Read the listing and extract each line that includes the word "locus".
________
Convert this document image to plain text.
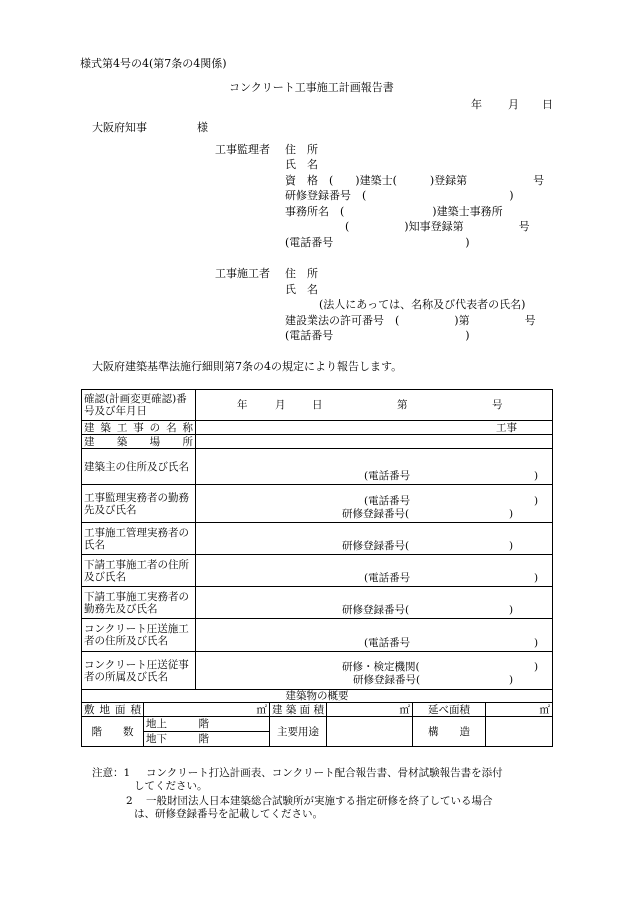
様式第4号の4(第7条の4関係)
コンクリート工事施工計画報告書
年 月 日
大阪府知事	様
工事監理者 住　所
氏　名
資　格　(　　)建築士(　　　)登録第　　　　　　号
研修登録番号　(　　　　　　　　　　　　　)
事務所名　(　　　　　　　　)建築士事務所
(　　　　　)知事登録第　　　　　号
(電話番号　　　　　　　　　　　　)
工事施工者 住　所
氏　名
(法人にあっては、名称及び代表者の氏名)
建設業法の許可番号　(　　　　　)第　　　　　号
(電話番号　　　　　　　　　　　　)
大阪府建築基準法施行細則第7条の4の規定により報告します。
確認(計画変更確認)番号及び年月日		年 月 日 第 号				

建築工事の名称		工事				

建築場所						
建築主の住所及び氏名		(電話番号 )				

工事監理実務者の勤務先及び氏名		(電話番号 )
研修登録番号( )				

工事施工管理実務者の氏名		研修登録番号( )				

下請工事施工者の住所及び氏名		(電話番号 )				

下請工事施工実務者の勤務先及び氏名		研修登録番号( )				

コンクリート圧送施工者の住所及び氏名		(電話番号 )				

コンクリート圧送従事者の所属及び氏名		研修・検定機関( )
研修登録番号( )				

建築物の概要						
敷地面積	㎡		建築面積	㎡	延べ面積	㎡
階　　数	地上　　　階		主要用途		構　　造	
	地下　　　階					
注意：1 コンクリート打込計画表、コンクリート配合報告書、骨材試験報告書を添付
してください。
2 一般財団法人日本建築総合試験所が実施する指定研修を終了している場合
は、研修登録番号を記載してください。
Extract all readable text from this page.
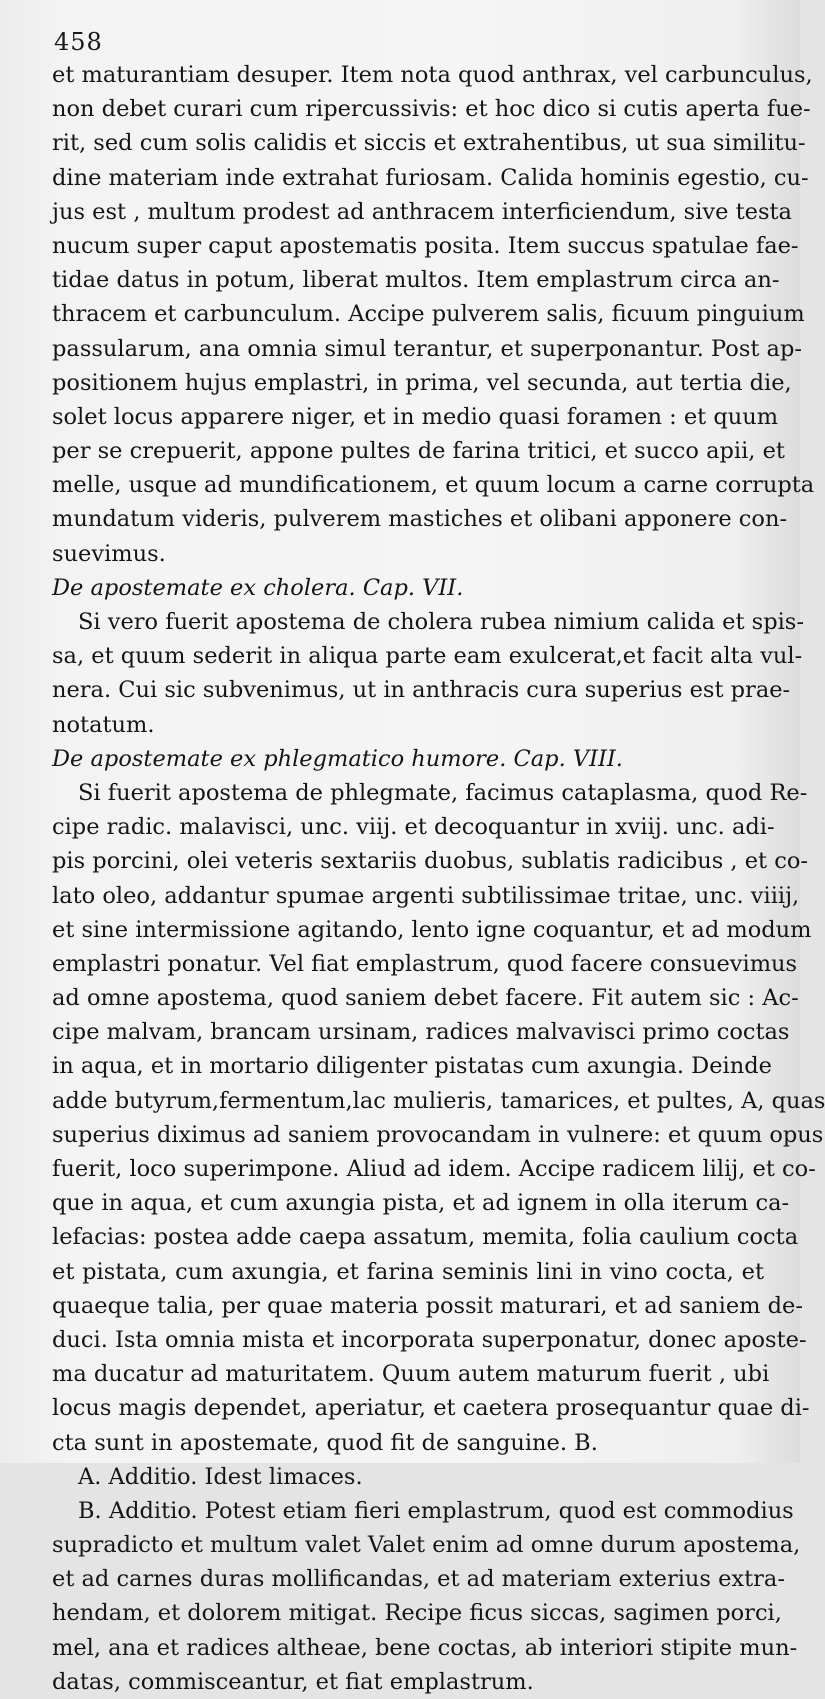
458
et maturantiam desuper. Item nota quod anthrax, vel carbunculus,
non debet curari cum ripercussivis: et hoc dico si cutis aperta fue-
rit, sed cum solis calidis et siccis et extrahentibus, ut sua similitu-
dine materiam inde extrahat furiosam. Calida hominis egestio, cu-
jus est , multum prodest ad anthracem interficiendum, sive testa
nucum super caput apostematis posita. Item succus spatulae fae-
tidae datus in potum, liberat multos. Item emplastrum circa an-
thracem et carbunculum. Accipe pulverem salis, ficuum pinguium
passularum, ana omnia simul terantur, et superponantur. Post ap-
positionem hujus emplastri, in prima, vel secunda, aut tertia die,
solet locus apparere niger, et in medio quasi foramen : et quum
per se crepuerit, appone pultes de farina tritici, et succo apii, et
melle, usque ad mundificationem, et quum locum a carne corrupta
mundatum videris, pulverem mastiches et olibani apponere con-
suevimus.
De apostemate ex cholera. Cap. VII.
Si vero fuerit apostema de cholera rubea nimium calida et spis-
sa, et quum sederit in aliqua parte eam exulcerat,et facit alta vul-
nera. Cui sic subvenimus, ut in anthracis cura superius est prae-
notatum.
De apostemate ex phlegmatico humore. Cap. VIII.
Si fuerit apostema de phlegmate, facimus cataplasma, quod Re-
cipe radic. malavisci, unc. viij. et decoquantur in xviij. unc. adi-
pis porcini, olei veteris sextariis duobus, sublatis radicibus , et co-
lato oleo, addantur spumae argenti subtilissimae tritae, unc. viiij,
et sine intermissione agitando, lento igne coquantur, et ad modum
emplastri ponatur. Vel fiat emplastrum, quod facere consuevimus
ad omne apostema, quod saniem debet facere. Fit autem sic : Ac-
cipe malvam, brancam ursinam, radices malvavisci primo coctas
in aqua, et in mortario diligenter pistatas cum axungia. Deinde
adde butyrum,fermentum,lac mulieris, tamarices, et pultes, A, quas
superius diximus ad saniem provocandam in vulnere: et quum opus
fuerit, loco superimpone. Aliud ad idem. Accipe radicem lilij, et co-
que in aqua, et cum axungia pista, et ad ignem in olla iterum ca-
lefacias: postea adde caepa assatum, memita, folia caulium cocta
et pistata, cum axungia, et farina seminis lini in vino cocta, et
quaeque talia, per quae materia possit maturari, et ad saniem de-
duci. Ista omnia mista et incorporata superponatur, donec aposte-
ma ducatur ad maturitatem. Quum autem maturum fuerit , ubi
locus magis dependet, aperiatur, et caetera prosequantur quae di-
cta sunt in apostemate, quod fit de sanguine. B.
A. Additio. Idest limaces.
B. Additio. Potest etiam fieri emplastrum, quod est commodius
supradicto et multum valet Valet enim ad omne durum apostema,
et ad carnes duras mollificandas, et ad materiam exterius extra-
hendam, et dolorem mitigat. Recipe ficus siccas, sagimen porci,
mel, ana et radices altheae, bene coctas, ab interiori stipite mun-
datas, commisceantur, et fiat emplastrum.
________
* _Task output_
solet locus apparere niger, et in medio quasi foramen : et quum
locus magis dependet, aperiatur, et caetera prosequantur quae di-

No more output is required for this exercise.